GIVEN PROBLEM | Take every line from the material that has the word "superficie" in it.

++++++++

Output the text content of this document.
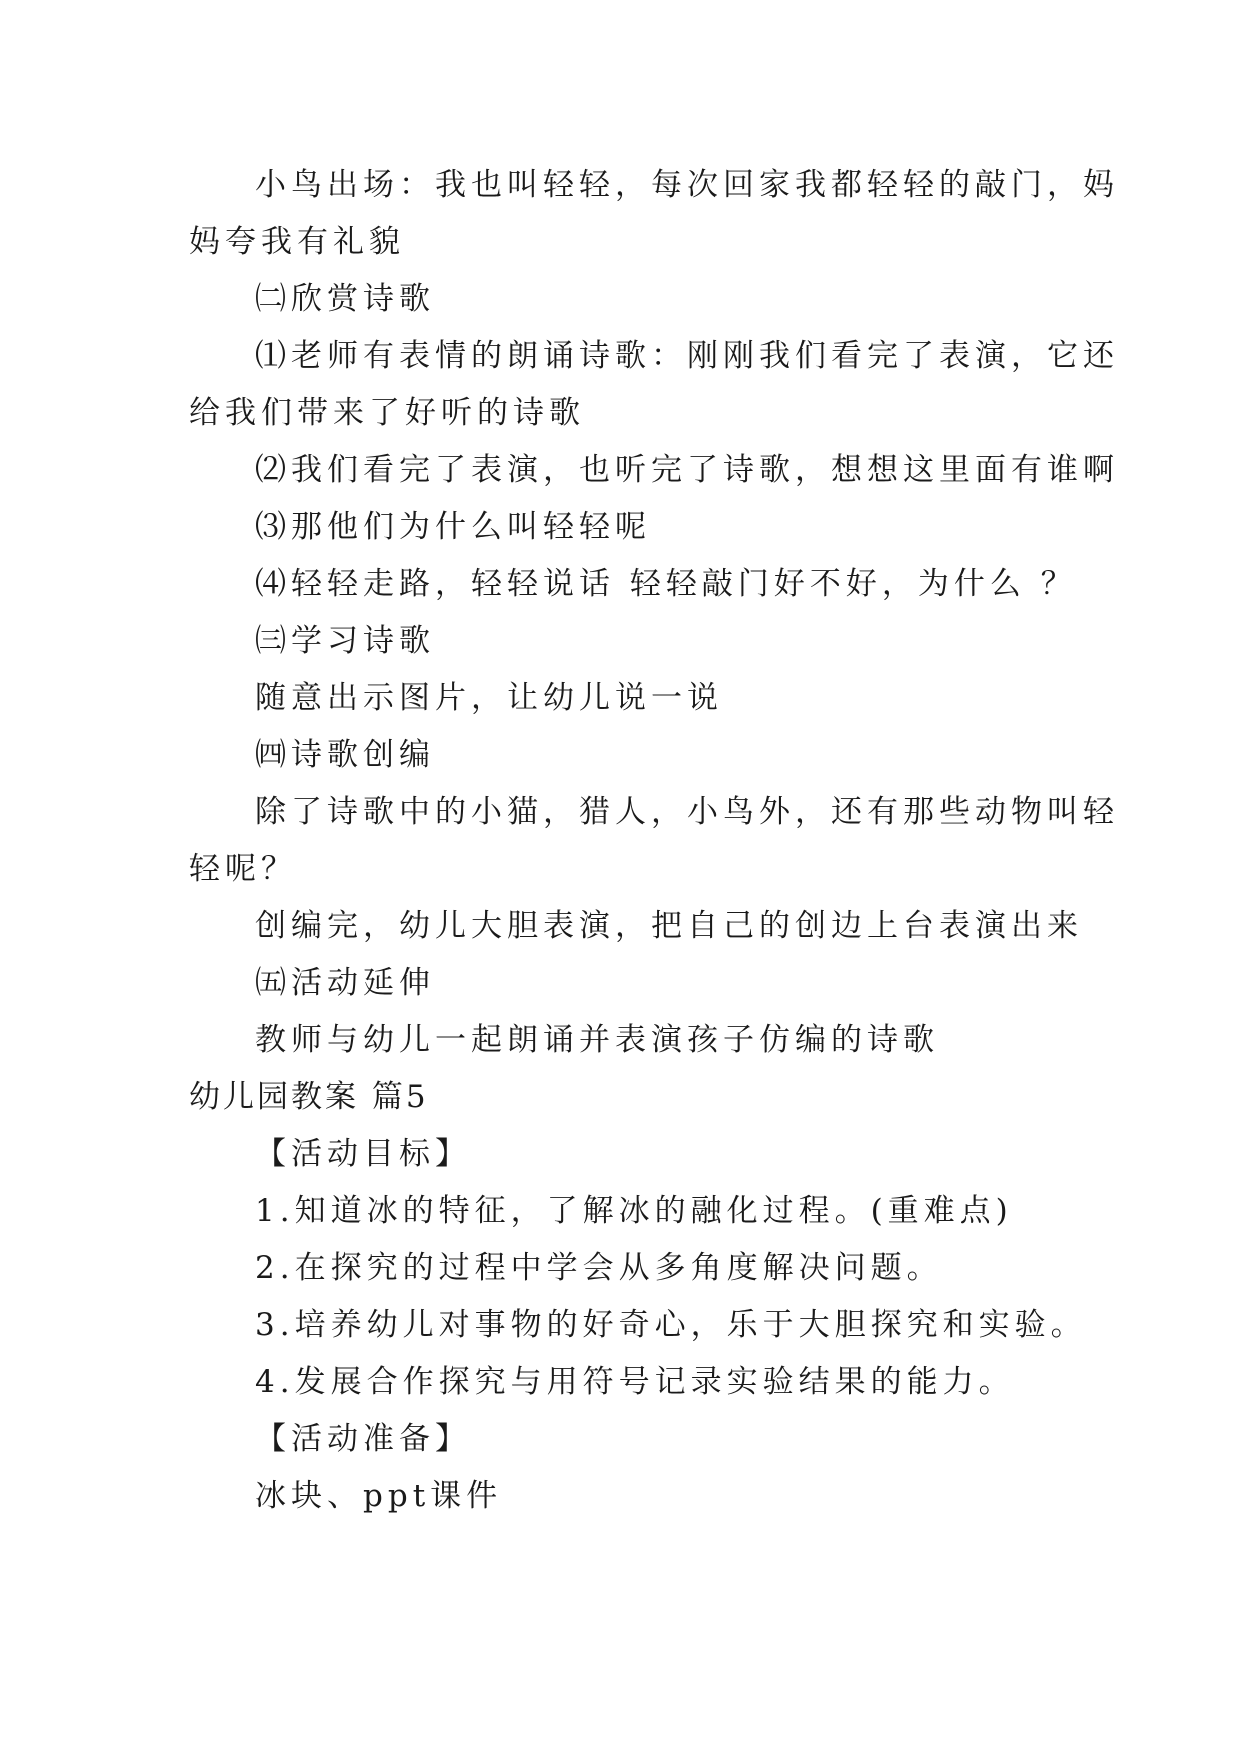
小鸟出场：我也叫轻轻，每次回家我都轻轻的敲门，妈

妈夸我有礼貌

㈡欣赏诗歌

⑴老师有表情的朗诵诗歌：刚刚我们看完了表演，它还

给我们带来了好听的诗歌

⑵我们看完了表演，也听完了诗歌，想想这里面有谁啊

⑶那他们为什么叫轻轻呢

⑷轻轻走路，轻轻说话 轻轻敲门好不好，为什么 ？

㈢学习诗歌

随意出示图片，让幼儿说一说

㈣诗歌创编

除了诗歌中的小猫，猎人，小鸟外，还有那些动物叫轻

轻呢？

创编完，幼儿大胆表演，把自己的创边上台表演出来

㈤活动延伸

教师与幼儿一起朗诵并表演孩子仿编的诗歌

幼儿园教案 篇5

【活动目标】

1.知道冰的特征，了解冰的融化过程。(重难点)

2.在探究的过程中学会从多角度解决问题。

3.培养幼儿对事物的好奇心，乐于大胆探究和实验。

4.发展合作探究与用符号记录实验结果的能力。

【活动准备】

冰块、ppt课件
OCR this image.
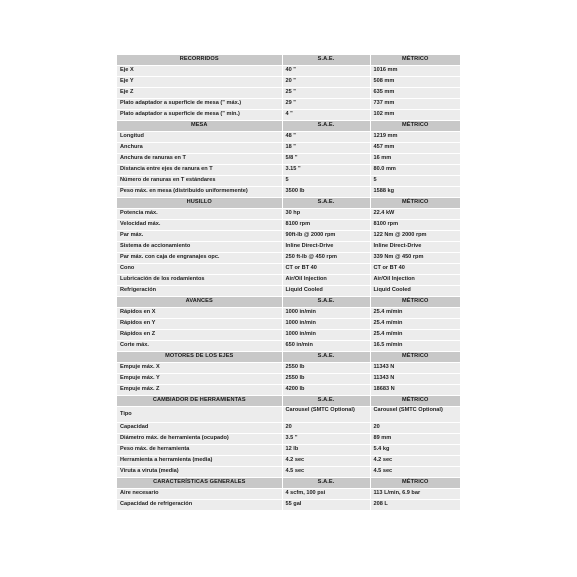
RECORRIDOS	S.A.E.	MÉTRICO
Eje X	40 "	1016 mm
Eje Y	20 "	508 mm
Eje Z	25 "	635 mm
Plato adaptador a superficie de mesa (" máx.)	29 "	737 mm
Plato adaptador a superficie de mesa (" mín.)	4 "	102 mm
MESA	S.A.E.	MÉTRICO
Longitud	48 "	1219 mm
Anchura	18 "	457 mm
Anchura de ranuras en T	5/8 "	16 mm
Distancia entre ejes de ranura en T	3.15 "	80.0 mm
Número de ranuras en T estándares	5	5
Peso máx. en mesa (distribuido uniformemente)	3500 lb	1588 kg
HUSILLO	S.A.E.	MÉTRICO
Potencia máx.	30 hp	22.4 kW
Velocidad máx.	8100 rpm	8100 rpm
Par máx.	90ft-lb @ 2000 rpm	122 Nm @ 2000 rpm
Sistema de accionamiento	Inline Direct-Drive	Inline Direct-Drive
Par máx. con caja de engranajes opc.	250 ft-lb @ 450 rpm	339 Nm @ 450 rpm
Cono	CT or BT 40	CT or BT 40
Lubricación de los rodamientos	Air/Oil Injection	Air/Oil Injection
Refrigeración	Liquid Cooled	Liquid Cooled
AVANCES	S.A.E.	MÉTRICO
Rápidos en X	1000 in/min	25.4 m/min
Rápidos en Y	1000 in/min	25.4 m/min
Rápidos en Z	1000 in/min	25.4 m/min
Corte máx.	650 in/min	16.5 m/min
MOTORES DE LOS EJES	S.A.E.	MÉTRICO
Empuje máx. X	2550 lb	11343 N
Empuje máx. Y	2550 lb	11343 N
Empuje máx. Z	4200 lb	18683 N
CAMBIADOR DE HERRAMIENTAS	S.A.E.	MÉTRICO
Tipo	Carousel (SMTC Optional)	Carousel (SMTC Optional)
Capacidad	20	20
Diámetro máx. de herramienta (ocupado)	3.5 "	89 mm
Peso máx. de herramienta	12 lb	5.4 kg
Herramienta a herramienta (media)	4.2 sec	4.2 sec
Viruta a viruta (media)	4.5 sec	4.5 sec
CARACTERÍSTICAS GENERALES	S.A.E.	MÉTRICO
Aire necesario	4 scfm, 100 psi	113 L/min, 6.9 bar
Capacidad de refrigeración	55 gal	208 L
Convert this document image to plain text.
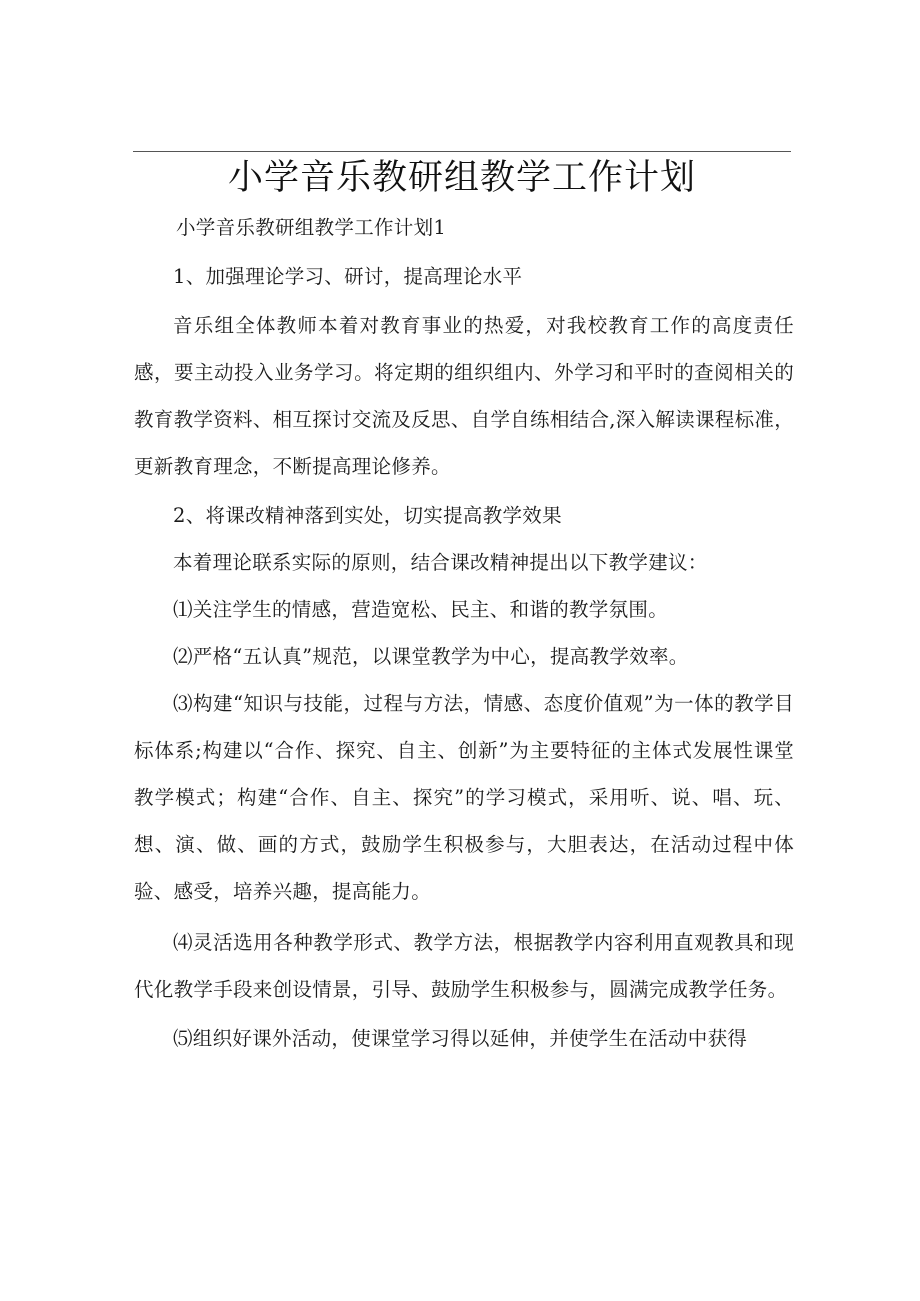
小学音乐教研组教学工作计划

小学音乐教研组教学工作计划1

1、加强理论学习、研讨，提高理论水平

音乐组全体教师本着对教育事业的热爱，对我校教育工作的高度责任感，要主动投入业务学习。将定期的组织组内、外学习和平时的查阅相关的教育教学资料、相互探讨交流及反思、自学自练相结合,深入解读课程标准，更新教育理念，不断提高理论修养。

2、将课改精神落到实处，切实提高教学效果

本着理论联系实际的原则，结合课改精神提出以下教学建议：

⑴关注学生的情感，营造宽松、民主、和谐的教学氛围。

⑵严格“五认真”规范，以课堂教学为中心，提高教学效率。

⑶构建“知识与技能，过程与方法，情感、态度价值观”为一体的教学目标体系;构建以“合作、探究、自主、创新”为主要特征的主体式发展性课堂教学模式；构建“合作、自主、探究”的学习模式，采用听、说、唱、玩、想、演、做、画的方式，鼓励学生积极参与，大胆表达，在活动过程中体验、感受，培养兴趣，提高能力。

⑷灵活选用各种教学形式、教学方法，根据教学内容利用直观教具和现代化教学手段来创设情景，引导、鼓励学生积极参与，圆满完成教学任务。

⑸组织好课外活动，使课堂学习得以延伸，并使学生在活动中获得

++++++++

COMPLETE ANSWER |
Plato adaptador a superficie de mesa (" máx.)	29 "	737 mm
Plato adaptador a superficie de mesa (" mín.)	4 "	102 mm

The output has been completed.